**Provided records:**

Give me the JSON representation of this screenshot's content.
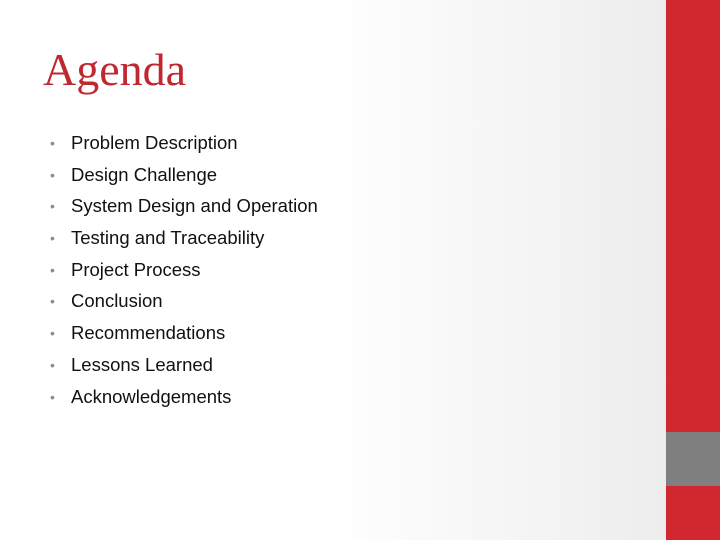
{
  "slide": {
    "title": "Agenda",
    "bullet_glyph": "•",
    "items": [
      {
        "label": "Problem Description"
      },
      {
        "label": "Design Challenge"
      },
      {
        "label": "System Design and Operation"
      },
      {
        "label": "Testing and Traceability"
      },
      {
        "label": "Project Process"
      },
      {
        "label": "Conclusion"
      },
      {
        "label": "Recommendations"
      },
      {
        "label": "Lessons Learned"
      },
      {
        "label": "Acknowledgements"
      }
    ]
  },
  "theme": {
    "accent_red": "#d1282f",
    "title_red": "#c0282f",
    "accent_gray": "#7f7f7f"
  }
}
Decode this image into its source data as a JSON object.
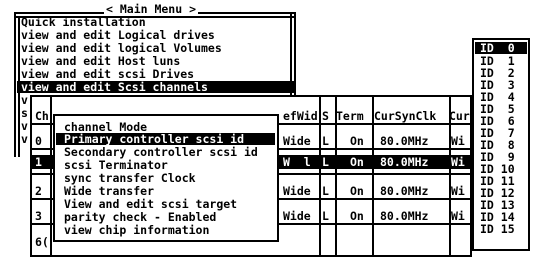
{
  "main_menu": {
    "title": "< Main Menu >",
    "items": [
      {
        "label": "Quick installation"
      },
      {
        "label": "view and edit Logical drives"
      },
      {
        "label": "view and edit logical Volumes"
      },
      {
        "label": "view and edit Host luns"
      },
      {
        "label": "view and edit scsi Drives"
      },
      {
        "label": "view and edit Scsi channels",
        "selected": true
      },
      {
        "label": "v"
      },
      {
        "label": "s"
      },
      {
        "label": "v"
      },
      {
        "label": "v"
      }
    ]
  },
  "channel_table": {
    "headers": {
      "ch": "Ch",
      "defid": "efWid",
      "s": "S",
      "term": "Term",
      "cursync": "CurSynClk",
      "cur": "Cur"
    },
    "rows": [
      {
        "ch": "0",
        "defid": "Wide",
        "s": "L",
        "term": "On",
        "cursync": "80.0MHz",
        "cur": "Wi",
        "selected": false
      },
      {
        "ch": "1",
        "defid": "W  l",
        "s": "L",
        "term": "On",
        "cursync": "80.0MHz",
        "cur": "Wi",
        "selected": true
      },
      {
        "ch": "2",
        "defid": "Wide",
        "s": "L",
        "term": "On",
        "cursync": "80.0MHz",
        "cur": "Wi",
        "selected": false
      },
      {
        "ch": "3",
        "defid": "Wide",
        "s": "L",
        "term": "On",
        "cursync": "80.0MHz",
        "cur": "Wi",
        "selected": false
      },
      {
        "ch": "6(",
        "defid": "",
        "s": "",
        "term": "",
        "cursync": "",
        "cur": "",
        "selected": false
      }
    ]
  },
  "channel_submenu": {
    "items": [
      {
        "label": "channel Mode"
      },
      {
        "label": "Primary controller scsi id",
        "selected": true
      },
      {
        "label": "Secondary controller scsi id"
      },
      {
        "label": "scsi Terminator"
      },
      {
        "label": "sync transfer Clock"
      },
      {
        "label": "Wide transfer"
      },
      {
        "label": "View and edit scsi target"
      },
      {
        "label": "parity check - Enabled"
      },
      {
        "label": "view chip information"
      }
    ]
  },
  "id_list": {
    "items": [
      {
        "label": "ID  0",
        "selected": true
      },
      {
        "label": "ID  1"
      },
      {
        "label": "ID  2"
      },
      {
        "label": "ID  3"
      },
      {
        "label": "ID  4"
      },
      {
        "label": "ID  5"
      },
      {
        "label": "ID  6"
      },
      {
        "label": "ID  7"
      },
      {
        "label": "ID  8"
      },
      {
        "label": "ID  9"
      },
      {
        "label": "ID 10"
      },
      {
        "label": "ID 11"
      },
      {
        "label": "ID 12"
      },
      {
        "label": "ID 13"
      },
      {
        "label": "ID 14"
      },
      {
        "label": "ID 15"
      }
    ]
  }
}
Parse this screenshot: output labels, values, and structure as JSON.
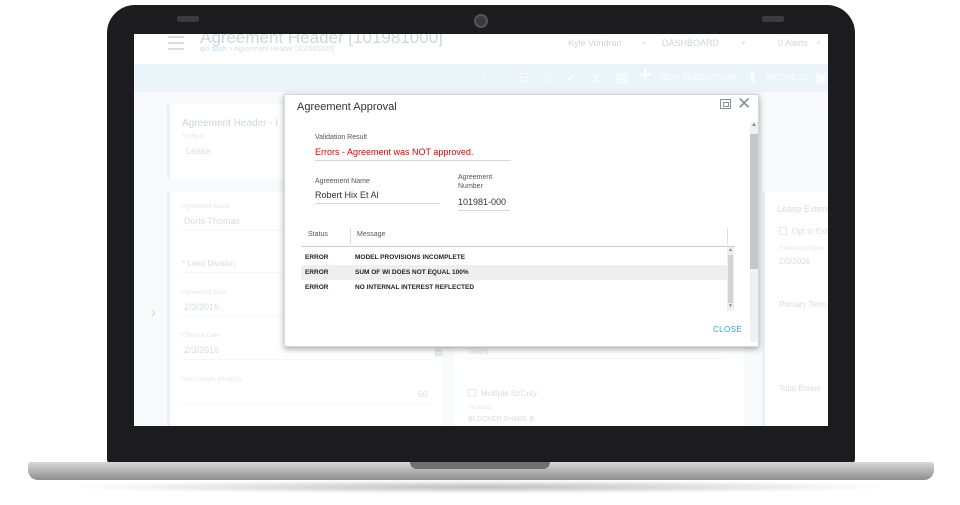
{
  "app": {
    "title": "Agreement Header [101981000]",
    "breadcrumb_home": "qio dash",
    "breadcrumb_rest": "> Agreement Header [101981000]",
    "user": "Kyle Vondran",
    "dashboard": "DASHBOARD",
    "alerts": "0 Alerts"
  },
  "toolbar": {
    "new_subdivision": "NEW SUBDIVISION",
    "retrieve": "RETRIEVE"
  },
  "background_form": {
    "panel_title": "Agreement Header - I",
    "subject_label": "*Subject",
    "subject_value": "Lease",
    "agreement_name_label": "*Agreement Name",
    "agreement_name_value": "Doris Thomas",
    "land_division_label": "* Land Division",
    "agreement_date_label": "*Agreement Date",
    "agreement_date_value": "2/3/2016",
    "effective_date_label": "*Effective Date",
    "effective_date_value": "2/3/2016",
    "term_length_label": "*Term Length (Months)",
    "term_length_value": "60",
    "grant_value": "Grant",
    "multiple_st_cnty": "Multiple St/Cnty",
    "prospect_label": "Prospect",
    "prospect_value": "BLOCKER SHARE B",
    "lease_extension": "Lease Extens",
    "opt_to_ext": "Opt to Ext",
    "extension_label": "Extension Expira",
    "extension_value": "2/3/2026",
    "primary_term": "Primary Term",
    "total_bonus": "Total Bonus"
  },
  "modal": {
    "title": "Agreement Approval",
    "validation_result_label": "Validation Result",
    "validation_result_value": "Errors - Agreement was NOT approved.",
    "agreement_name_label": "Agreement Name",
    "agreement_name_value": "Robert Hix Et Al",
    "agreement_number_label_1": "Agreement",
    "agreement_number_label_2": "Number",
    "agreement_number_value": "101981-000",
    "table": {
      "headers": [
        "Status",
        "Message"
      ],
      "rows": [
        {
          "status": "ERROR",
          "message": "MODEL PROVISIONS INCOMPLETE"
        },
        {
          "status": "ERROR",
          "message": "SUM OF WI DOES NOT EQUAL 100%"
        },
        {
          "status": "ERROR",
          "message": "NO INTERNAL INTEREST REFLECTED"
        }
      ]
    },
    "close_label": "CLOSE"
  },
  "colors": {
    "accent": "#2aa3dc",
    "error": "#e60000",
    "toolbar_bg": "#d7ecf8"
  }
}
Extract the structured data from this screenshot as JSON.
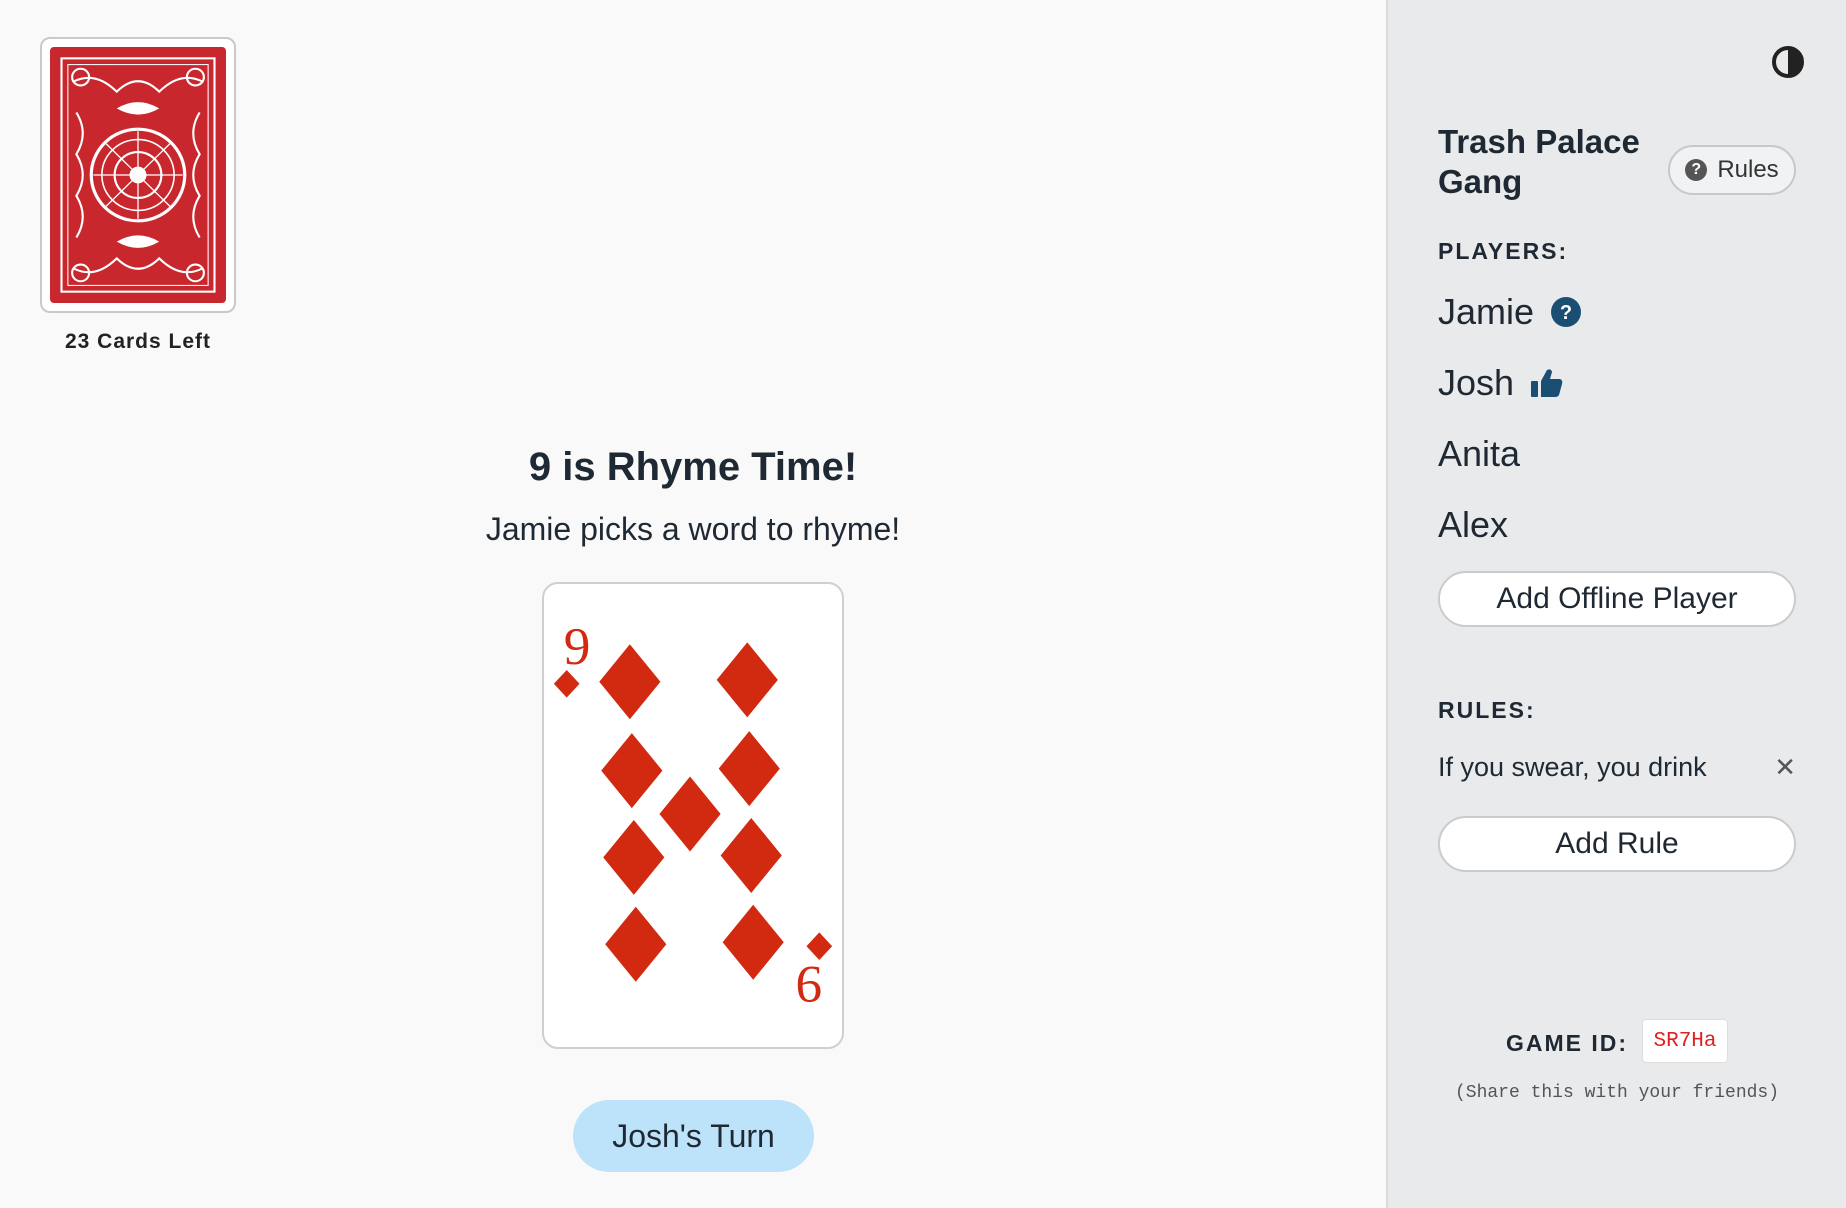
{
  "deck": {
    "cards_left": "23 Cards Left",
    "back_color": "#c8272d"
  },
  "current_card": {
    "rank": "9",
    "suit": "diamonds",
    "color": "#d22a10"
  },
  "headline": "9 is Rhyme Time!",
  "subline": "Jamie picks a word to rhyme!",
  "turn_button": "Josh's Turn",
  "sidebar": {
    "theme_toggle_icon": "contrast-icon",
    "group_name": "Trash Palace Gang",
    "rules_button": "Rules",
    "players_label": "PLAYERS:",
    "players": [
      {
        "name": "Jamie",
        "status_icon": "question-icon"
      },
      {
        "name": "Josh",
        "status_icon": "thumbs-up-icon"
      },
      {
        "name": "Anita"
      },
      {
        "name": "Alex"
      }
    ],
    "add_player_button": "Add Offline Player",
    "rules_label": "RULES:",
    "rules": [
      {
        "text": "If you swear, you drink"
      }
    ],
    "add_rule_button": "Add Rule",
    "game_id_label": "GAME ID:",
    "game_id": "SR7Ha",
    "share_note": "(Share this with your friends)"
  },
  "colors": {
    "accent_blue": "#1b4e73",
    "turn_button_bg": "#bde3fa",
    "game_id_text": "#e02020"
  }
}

**Your goal:**
Reproduce the records verbatim, omitting all images they contain.

**The solution:**
Give me the JSON representation of this screenshot's content.
{
  "slide": {
    "title": "Agenda",
    "bullet_glyph": "•",
    "items": [
      {
        "label": "Problem Description"
      },
      {
        "label": "Design Challenge"
      },
      {
        "label": "System Design and Operation"
      },
      {
        "label": "Testing and Traceability"
      },
      {
        "label": "Project Process"
      },
      {
        "label": "Conclusion"
      },
      {
        "label": "Recommendations"
      },
      {
        "label": "Lessons Learned"
      },
      {
        "label": "Acknowledgements"
      }
    ]
  },
  "theme": {
    "accent_red": "#d1282f",
    "title_red": "#c0282f",
    "accent_gray": "#7f7f7f"
  }
}
Decode this image into its source data as a JSON object.
{
  "main_menu": {
    "title": "< Main Menu >",
    "items": [
      {
        "label": "Quick installation"
      },
      {
        "label": "view and edit Logical drives"
      },
      {
        "label": "view and edit logical Volumes"
      },
      {
        "label": "view and edit Host luns"
      },
      {
        "label": "view and edit scsi Drives"
      },
      {
        "label": "view and edit Scsi channels",
        "selected": true
      },
      {
        "label": "v"
      },
      {
        "label": "s"
      },
      {
        "label": "v"
      },
      {
        "label": "v"
      }
    ]
  },
  "channel_table": {
    "headers": {
      "ch": "Ch",
      "defid": "efWid",
      "s": "S",
      "term": "Term",
      "cursync": "CurSynClk",
      "cur": "Cur"
    },
    "rows": [
      {
        "ch": "0",
        "defid": "Wide",
        "s": "L",
        "term": "On",
        "cursync": "80.0MHz",
        "cur": "Wi",
        "selected": false
      },
      {
        "ch": "1",
        "defid": "W  l",
        "s": "L",
        "term": "On",
        "cursync": "80.0MHz",
        "cur": "Wi",
        "selected": true
      },
      {
        "ch": "2",
        "defid": "Wide",
        "s": "L",
        "term": "On",
        "cursync": "80.0MHz",
        "cur": "Wi",
        "selected": false
      },
      {
        "ch": "3",
        "defid": "Wide",
        "s": "L",
        "term": "On",
        "cursync": "80.0MHz",
        "cur": "Wi",
        "selected": false
      },
      {
        "ch": "6(",
        "defid": "",
        "s": "",
        "term": "",
        "cursync": "",
        "cur": "",
        "selected": false
      }
    ]
  },
  "channel_submenu": {
    "items": [
      {
        "label": "channel Mode"
      },
      {
        "label": "Primary controller scsi id",
        "selected": true
      },
      {
        "label": "Secondary controller scsi id"
      },
      {
        "label": "scsi Terminator"
      },
      {
        "label": "sync transfer Clock"
      },
      {
        "label": "Wide transfer"
      },
      {
        "label": "View and edit scsi target"
      },
      {
        "label": "parity check - Enabled"
      },
      {
        "label": "view chip information"
      }
    ]
  },
  "id_list": {
    "items": [
      {
        "label": "ID  0",
        "selected": true
      },
      {
        "label": "ID  1"
      },
      {
        "label": "ID  2"
      },
      {
        "label": "ID  3"
      },
      {
        "label": "ID  4"
      },
      {
        "label": "ID  5"
      },
      {
        "label": "ID  6"
      },
      {
        "label": "ID  7"
      },
      {
        "label": "ID  8"
      },
      {
        "label": "ID  9"
      },
      {
        "label": "ID 10"
      },
      {
        "label": "ID 11"
      },
      {
        "label": "ID 12"
      },
      {
        "label": "ID 13"
      },
      {
        "label": "ID 14"
      },
      {
        "label": "ID 15"
      }
    ]
  }
}
Parse this screenshot: output labels, values, and structure as JSON.
{
  "app": {
    "title": "Agreement Header [101981000]",
    "breadcrumb_home": "qio dash",
    "breadcrumb_rest": "> Agreement Header [101981000]",
    "user": "Kyle Vondran",
    "dashboard": "DASHBOARD",
    "alerts": "0 Alerts"
  },
  "toolbar": {
    "new_subdivision": "NEW SUBDIVISION",
    "retrieve": "RETRIEVE"
  },
  "background_form": {
    "panel_title": "Agreement Header - I",
    "subject_label": "*Subject",
    "subject_value": "Lease",
    "agreement_name_label": "*Agreement Name",
    "agreement_name_value": "Doris Thomas",
    "land_division_label": "* Land Division",
    "agreement_date_label": "*Agreement Date",
    "agreement_date_value": "2/3/2016",
    "effective_date_label": "*Effective Date",
    "effective_date_value": "2/3/2016",
    "term_length_label": "*Term Length (Months)",
    "term_length_value": "60",
    "grant_value": "Grant",
    "multiple_st_cnty": "Multiple St/Cnty",
    "prospect_label": "Prospect",
    "prospect_value": "BLOCKER SHARE B",
    "lease_extension": "Lease Extens",
    "opt_to_ext": "Opt to Ext",
    "extension_label": "Extension Expira",
    "extension_value": "2/3/2026",
    "primary_term": "Primary Term",
    "total_bonus": "Total Bonus"
  },
  "modal": {
    "title": "Agreement Approval",
    "validation_result_label": "Validation Result",
    "validation_result_value": "Errors - Agreement was NOT approved.",
    "agreement_name_label": "Agreement Name",
    "agreement_name_value": "Robert Hix Et Al",
    "agreement_number_label_1": "Agreement",
    "agreement_number_label_2": "Number",
    "agreement_number_value": "101981-000",
    "table": {
      "headers": [
        "Status",
        "Message"
      ],
      "rows": [
        {
          "status": "ERROR",
          "message": "MODEL PROVISIONS INCOMPLETE"
        },
        {
          "status": "ERROR",
          "message": "SUM OF WI DOES NOT EQUAL 100%"
        },
        {
          "status": "ERROR",
          "message": "NO INTERNAL INTEREST REFLECTED"
        }
      ]
    },
    "close_label": "CLOSE"
  },
  "colors": {
    "accent": "#2aa3dc",
    "error": "#e60000",
    "toolbar_bg": "#d7ecf8"
  }
}
Extract the structured data from this screenshot as JSON.
{
  "deck": {
    "cards_left": "23 Cards Left",
    "back_color": "#c8272d"
  },
  "current_card": {
    "rank": "9",
    "suit": "diamonds",
    "color": "#d22a10"
  },
  "headline": "9 is Rhyme Time!",
  "subline": "Jamie picks a word to rhyme!",
  "turn_button": "Josh's Turn",
  "sidebar": {
    "theme_toggle_icon": "contrast-icon",
    "group_name": "Trash Palace Gang",
    "rules_button": "Rules",
    "players_label": "PLAYERS:",
    "players": [
      {
        "name": "Jamie",
        "status_icon": "question-icon"
      },
      {
        "name": "Josh",
        "status_icon": "thumbs-up-icon"
      },
      {
        "name": "Anita"
      },
      {
        "name": "Alex"
      }
    ],
    "add_player_button": "Add Offline Player",
    "rules_label": "RULES:",
    "rules": [
      {
        "text": "If you swear, you drink"
      }
    ],
    "add_rule_button": "Add Rule",
    "game_id_label": "GAME ID:",
    "game_id": "SR7Ha",
    "share_note": "(Share this with your friends)"
  },
  "colors": {
    "accent_blue": "#1b4e73",
    "turn_button_bg": "#bde3fa",
    "game_id_text": "#e02020"
  }
}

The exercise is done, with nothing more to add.